╭─ Exercise material

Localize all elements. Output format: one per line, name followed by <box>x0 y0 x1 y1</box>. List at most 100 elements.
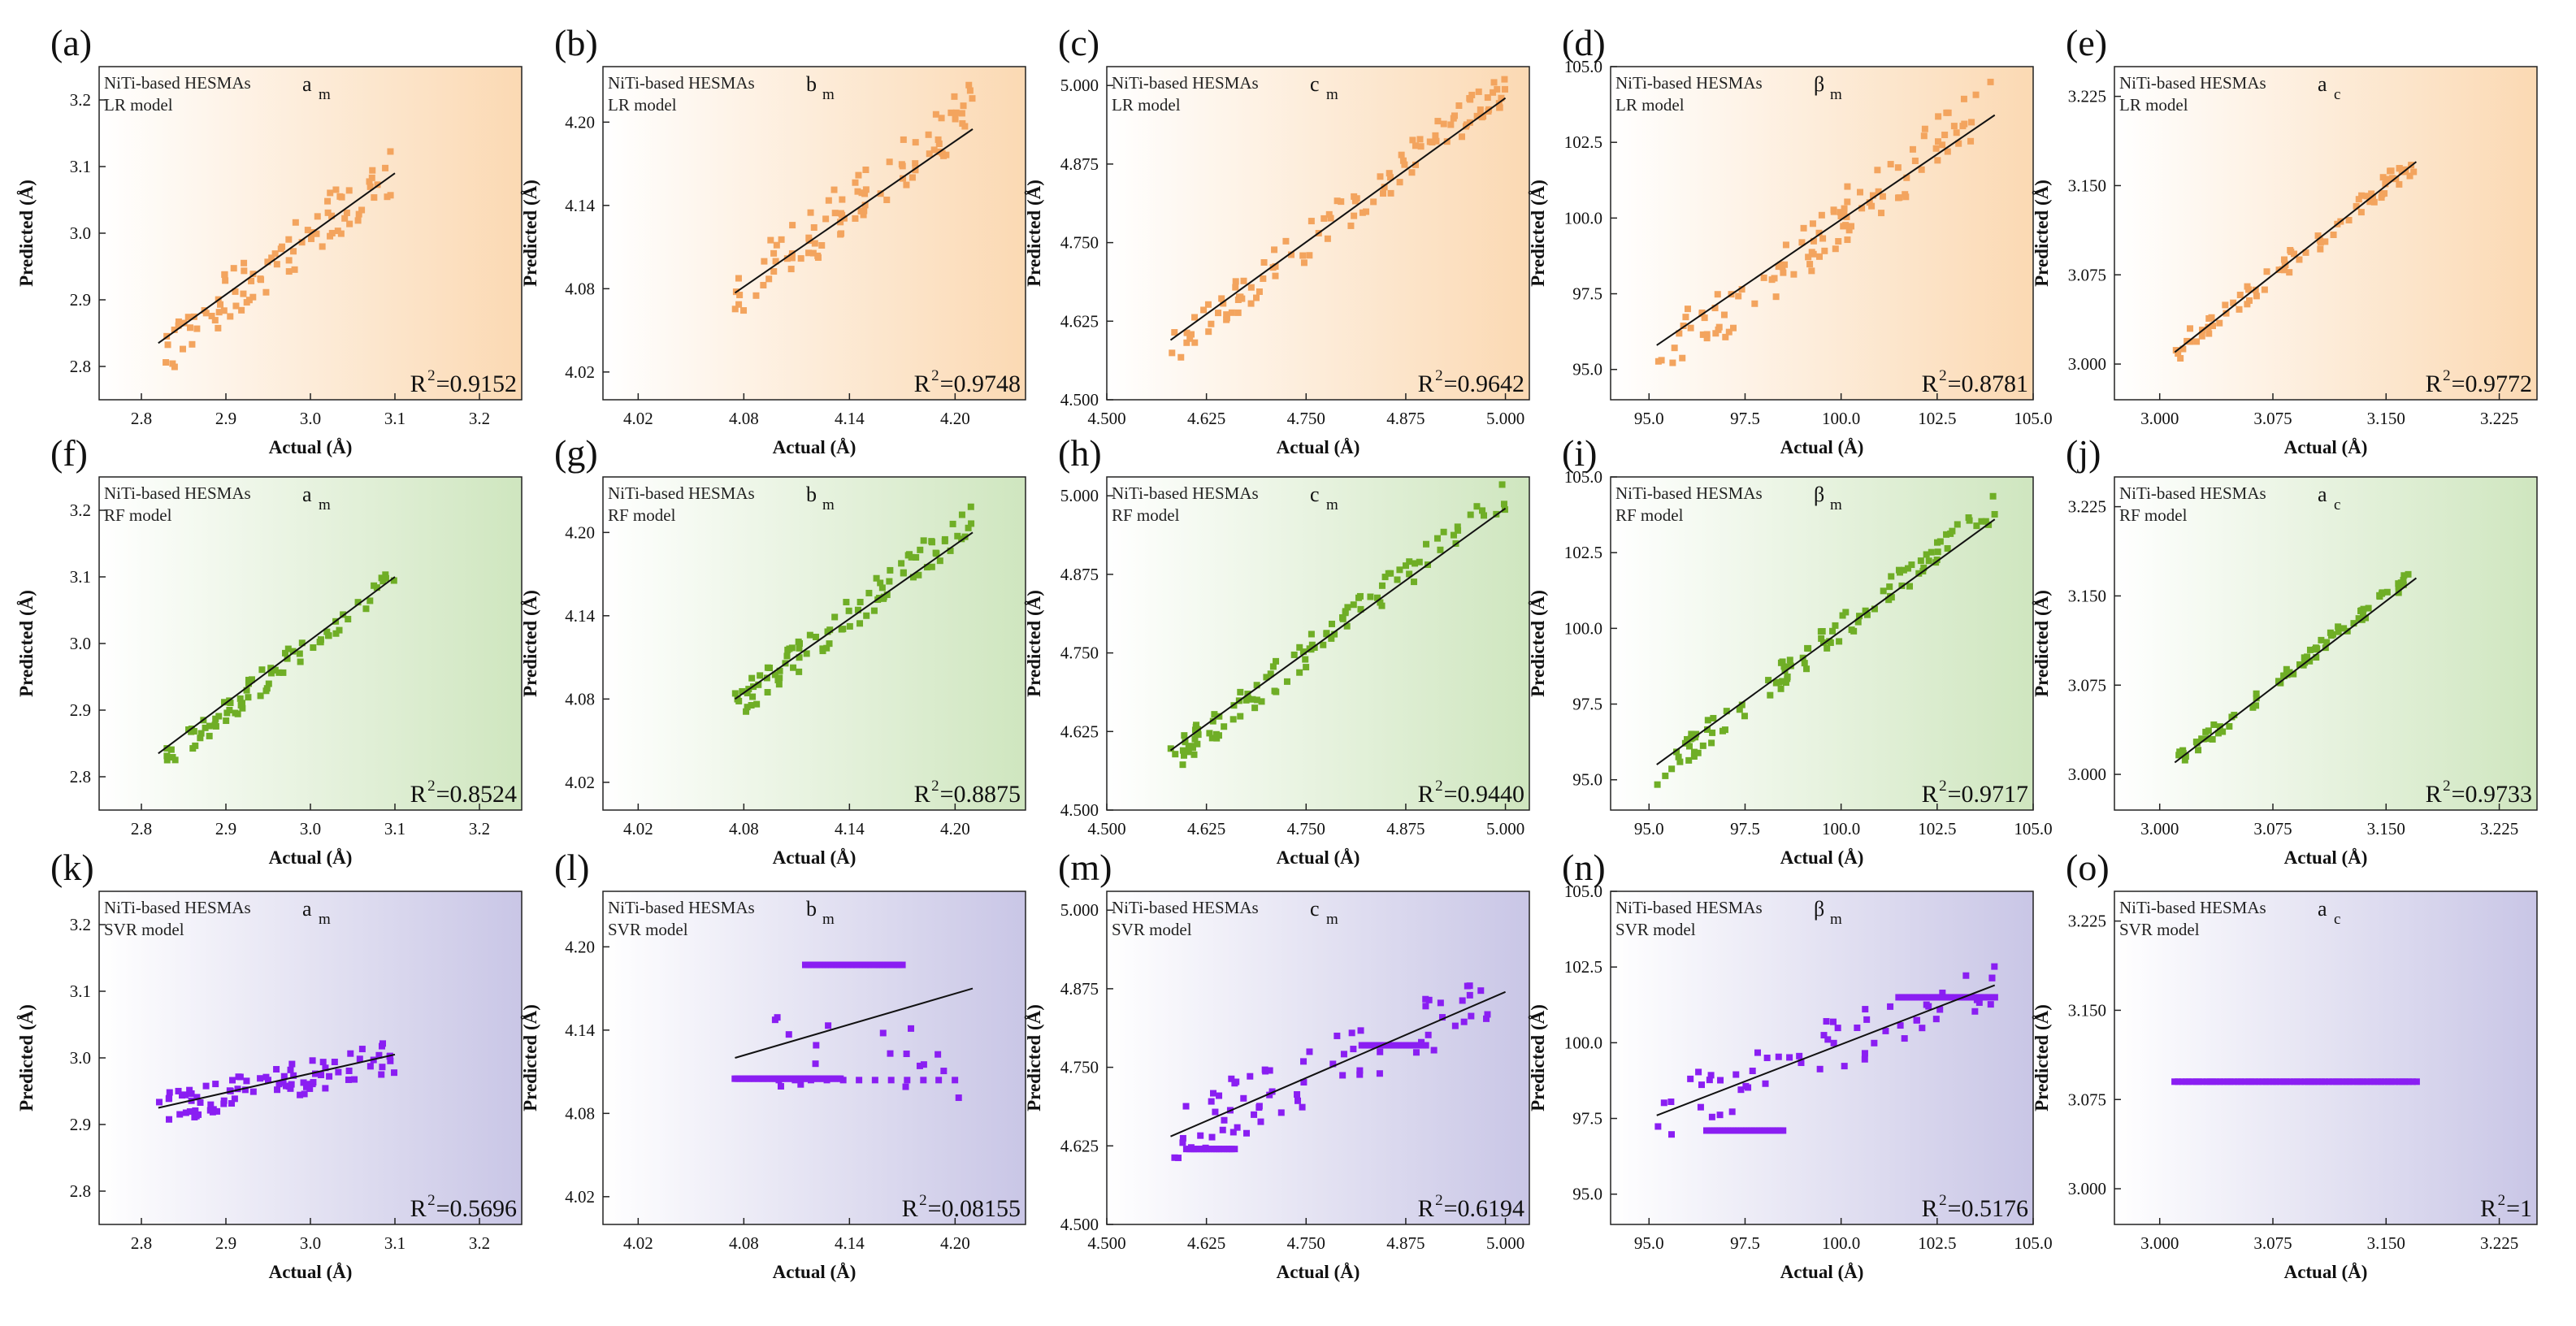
plot-area <box>1610 890 2034 1225</box>
data-point <box>867 961 874 968</box>
data-point <box>282 649 289 656</box>
data-point <box>1960 95 1967 102</box>
data-point <box>265 680 272 687</box>
data-point <box>787 254 795 261</box>
data-point <box>900 136 907 143</box>
y-tick-label: 4.02 <box>565 773 595 792</box>
data-point <box>1934 138 1941 145</box>
data-point <box>1780 269 1787 276</box>
x-tick-label: 3.000 <box>2140 819 2179 838</box>
data-point <box>1179 1134 1186 1142</box>
data-point <box>241 1086 249 1094</box>
data-point <box>302 1083 310 1090</box>
data-point <box>1191 339 1199 346</box>
data-point <box>1842 609 1850 616</box>
data-point <box>735 697 743 704</box>
data-point <box>1810 237 1817 245</box>
data-point <box>1772 679 1780 687</box>
x-tick-label: 4.750 <box>1287 819 1325 838</box>
y-axis-label: Predicted (Å) <box>1528 180 1548 287</box>
data-point <box>245 680 252 687</box>
y-tick-label: 4.14 <box>565 196 595 215</box>
data-point <box>1829 1018 1837 1025</box>
x-tick-label: 4.500 <box>1087 409 1125 428</box>
data-point <box>1412 560 1419 567</box>
data-point <box>1282 237 1290 245</box>
data-point <box>936 557 943 565</box>
data-point <box>1403 562 1410 570</box>
data-point <box>301 1090 308 1098</box>
y-tick-label: 5.000 <box>1060 486 1099 505</box>
data-point <box>1422 1003 1429 1010</box>
parameter-subscript: m <box>1830 496 1842 514</box>
x-tick-label: 102.5 <box>1918 819 1956 838</box>
data-point <box>776 674 783 682</box>
fit-line <box>158 576 396 755</box>
data-point <box>2383 588 2391 596</box>
data-point <box>1484 1011 1491 1018</box>
data-point <box>935 141 943 148</box>
data-point <box>2184 337 2191 344</box>
data-point <box>900 175 907 182</box>
data-point <box>1978 994 1985 1001</box>
y-tick-label: 4.20 <box>565 112 595 132</box>
data-point <box>1266 1067 1273 1074</box>
data-point <box>748 702 755 709</box>
data-point <box>1365 1042 1373 1049</box>
model-label: SVR model <box>1112 920 1192 939</box>
data-point <box>813 633 820 640</box>
y-tick-label: 2.8 <box>70 767 91 786</box>
data-point <box>1782 678 1789 686</box>
data-point <box>163 745 171 752</box>
x-axis-label: Actual (Å) <box>2284 437 2368 457</box>
data-point <box>2253 702 2260 709</box>
data-point <box>164 341 171 349</box>
data-point <box>1741 713 1748 720</box>
data-point <box>382 571 389 578</box>
data-point <box>328 212 336 219</box>
data-point <box>1269 663 1277 670</box>
data-point <box>2358 192 2366 199</box>
data-point <box>1258 698 1265 705</box>
data-point <box>1299 1103 1306 1111</box>
data-point <box>2323 639 2331 646</box>
y-tick-label: 4.500 <box>1060 800 1099 820</box>
data-point <box>1455 526 1462 534</box>
data-point <box>1951 994 1958 1001</box>
data-point <box>1917 557 1924 565</box>
data-point <box>2252 1078 2259 1086</box>
x-tick-label: 4.875 <box>1386 409 1425 428</box>
data-point <box>2409 1078 2416 1086</box>
x-tick-label: 4.875 <box>1386 1233 1425 1253</box>
data-point <box>1882 1027 1889 1034</box>
data-point <box>345 616 352 623</box>
y-tick-label: 3.1 <box>70 157 91 176</box>
data-point <box>296 650 303 657</box>
data-point <box>236 1073 244 1081</box>
data-point <box>2396 1078 2403 1086</box>
y-tick-label: 4.14 <box>565 606 595 626</box>
data-point <box>839 1077 847 1084</box>
data-point <box>1182 739 1189 746</box>
data-point <box>1386 174 1394 181</box>
data-point <box>1763 1055 1771 1062</box>
data-point <box>871 1077 878 1084</box>
data-point <box>1673 748 1680 756</box>
data-point <box>822 215 830 223</box>
data-point <box>189 745 197 752</box>
data-point <box>1501 76 1508 83</box>
data-point <box>1836 638 1843 645</box>
x-axis-label: Actual (Å) <box>773 437 856 457</box>
data-point <box>1437 546 1444 553</box>
data-point <box>1395 1042 1403 1049</box>
data-point <box>1886 583 1893 591</box>
data-point <box>1709 729 1716 736</box>
data-point <box>1356 592 1364 600</box>
data-point <box>1399 1042 1406 1049</box>
data-point <box>1500 500 1507 508</box>
data-point <box>783 255 791 262</box>
x-tick-label: 4.750 <box>1287 1233 1325 1253</box>
data-point <box>1321 214 1328 222</box>
panel-a: 2.8 2.9 3.0 3.1 3.2 2.8 2.9 3.0 3.1 3.2 Actual (Å)… <box>16 22 523 457</box>
data-point <box>935 1051 942 1058</box>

╰─

- Brief
Reproduce word for word the records from the line with "plot-area <box>1610 890 2034 1225</box>" to the line with "data-point <box>1191 339 1199 346</box>", both included.

- Answer to this problem
plot-area <box>1610 890 2034 1225</box>
data-point <box>867 961 874 968</box>
data-point <box>282 649 289 656</box>
data-point <box>1960 95 1967 102</box>
data-point <box>265 680 272 687</box>
data-point <box>787 254 795 261</box>
data-point <box>900 136 907 143</box>
y-tick-label: 4.02 <box>565 773 595 792</box>
data-point <box>1934 138 1941 145</box>
data-point <box>1780 269 1787 276</box>
x-tick-label: 3.000 <box>2140 819 2179 838</box>
data-point <box>1179 1134 1186 1142</box>
data-point <box>241 1086 249 1094</box>
data-point <box>302 1083 310 1090</box>
data-point <box>1191 339 1199 346</box>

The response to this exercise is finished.